Pull out each line of the records holding the string "Movimientos".
* START DATA SECTION *
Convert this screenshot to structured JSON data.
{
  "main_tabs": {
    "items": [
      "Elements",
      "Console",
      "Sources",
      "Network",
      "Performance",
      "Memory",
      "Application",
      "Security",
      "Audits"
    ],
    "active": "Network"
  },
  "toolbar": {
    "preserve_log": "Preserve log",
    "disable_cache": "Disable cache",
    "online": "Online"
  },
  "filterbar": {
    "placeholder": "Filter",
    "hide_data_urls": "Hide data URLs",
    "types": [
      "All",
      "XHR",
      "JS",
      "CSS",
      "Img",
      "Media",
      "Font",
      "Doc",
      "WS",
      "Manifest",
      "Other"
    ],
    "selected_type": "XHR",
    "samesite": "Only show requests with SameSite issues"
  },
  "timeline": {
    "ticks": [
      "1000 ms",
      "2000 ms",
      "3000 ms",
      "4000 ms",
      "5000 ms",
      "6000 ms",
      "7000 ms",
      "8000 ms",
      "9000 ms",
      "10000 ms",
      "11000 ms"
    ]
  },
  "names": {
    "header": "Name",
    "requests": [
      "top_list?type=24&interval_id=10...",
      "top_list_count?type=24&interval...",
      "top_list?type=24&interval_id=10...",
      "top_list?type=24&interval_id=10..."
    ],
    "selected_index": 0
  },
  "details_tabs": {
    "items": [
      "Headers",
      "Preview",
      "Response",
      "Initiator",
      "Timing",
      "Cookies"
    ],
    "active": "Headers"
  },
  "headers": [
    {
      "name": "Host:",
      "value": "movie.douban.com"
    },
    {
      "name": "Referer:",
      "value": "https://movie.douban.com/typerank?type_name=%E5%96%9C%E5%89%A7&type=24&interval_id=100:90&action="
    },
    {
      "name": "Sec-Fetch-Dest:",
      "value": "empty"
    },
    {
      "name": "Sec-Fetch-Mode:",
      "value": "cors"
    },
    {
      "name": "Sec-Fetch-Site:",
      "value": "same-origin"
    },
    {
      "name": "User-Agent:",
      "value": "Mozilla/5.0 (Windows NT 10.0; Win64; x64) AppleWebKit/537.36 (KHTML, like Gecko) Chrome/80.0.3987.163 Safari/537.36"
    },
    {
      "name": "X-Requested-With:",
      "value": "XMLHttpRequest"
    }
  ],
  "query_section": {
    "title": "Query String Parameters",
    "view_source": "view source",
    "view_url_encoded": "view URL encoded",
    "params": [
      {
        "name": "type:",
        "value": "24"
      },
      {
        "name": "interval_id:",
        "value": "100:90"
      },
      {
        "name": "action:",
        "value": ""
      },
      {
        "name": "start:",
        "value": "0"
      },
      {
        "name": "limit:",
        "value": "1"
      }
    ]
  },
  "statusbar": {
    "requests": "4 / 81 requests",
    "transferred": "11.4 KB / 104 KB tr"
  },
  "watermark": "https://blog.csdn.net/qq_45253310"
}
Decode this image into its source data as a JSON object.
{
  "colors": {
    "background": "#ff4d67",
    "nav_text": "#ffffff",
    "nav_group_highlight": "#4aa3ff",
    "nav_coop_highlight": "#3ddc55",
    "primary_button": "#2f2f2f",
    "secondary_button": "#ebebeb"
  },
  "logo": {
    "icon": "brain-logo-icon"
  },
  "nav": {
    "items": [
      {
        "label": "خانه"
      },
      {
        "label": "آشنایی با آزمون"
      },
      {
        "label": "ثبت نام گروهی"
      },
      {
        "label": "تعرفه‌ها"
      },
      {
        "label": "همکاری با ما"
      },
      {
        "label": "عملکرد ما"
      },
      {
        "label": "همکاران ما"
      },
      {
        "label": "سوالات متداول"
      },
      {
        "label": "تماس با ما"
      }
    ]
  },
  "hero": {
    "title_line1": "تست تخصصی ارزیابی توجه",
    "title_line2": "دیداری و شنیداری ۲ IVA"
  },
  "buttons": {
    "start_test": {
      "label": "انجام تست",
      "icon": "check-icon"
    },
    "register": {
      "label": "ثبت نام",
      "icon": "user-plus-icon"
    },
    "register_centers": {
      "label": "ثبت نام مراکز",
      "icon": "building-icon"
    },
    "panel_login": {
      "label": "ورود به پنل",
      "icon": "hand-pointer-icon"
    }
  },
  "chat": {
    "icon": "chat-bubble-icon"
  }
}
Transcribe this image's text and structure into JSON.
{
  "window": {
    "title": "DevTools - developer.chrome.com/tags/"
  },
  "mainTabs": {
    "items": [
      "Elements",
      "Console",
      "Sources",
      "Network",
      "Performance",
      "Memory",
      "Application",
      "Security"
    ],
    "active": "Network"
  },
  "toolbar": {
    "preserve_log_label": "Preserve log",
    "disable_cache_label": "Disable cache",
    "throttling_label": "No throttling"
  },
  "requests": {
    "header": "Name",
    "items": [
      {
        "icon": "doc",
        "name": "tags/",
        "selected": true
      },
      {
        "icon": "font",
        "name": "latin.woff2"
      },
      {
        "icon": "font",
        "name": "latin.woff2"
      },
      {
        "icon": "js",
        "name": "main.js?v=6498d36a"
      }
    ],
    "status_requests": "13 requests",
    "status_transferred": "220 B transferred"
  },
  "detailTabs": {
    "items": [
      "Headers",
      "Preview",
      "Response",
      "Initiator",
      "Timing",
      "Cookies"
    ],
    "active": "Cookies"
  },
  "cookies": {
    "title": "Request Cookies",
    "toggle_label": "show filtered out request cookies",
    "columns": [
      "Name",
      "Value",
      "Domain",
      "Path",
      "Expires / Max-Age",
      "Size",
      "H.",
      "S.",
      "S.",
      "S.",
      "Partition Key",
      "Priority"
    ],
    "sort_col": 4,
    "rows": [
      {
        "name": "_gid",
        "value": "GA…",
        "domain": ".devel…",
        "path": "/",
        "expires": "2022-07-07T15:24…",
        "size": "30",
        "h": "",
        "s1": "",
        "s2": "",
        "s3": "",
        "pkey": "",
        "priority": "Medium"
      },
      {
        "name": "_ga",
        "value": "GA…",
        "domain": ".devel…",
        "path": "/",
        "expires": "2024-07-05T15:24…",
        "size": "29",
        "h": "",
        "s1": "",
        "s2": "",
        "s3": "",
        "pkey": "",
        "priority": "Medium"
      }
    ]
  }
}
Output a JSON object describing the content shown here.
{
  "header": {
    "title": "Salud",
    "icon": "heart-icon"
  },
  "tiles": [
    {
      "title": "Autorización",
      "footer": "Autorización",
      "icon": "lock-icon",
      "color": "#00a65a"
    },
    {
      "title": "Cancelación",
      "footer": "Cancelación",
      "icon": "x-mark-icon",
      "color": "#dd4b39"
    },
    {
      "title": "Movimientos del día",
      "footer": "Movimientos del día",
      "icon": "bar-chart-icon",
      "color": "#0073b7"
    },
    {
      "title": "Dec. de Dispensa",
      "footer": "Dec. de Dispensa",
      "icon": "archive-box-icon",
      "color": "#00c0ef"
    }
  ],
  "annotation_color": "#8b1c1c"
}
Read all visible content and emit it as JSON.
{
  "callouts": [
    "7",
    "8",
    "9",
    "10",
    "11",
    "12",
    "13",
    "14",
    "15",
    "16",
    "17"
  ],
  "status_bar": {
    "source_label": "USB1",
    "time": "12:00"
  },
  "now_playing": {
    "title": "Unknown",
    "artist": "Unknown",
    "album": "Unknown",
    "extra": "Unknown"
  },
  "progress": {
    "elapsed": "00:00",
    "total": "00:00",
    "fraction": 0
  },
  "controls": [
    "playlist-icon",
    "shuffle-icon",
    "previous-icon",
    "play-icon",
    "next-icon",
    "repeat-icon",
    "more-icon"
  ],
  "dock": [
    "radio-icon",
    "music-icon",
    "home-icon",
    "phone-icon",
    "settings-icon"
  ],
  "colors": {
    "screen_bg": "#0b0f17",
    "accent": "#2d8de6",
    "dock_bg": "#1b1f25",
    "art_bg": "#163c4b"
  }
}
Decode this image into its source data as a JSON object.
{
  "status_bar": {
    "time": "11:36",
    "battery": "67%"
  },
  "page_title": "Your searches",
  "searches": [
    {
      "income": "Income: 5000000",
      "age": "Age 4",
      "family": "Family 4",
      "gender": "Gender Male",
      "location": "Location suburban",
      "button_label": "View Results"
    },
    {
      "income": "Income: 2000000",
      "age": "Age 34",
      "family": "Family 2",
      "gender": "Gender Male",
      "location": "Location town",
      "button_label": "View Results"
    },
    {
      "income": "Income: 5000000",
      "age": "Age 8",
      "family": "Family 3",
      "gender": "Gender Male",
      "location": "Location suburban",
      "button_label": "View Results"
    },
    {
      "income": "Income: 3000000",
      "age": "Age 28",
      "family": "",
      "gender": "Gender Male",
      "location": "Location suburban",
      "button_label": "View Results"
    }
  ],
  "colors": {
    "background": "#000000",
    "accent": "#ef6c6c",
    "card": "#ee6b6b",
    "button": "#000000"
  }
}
* END DATA SECTION *
> **EXERCISE ANSWER**:
      "title": "Movimientos del día",
      "footer": "Movimientos del día",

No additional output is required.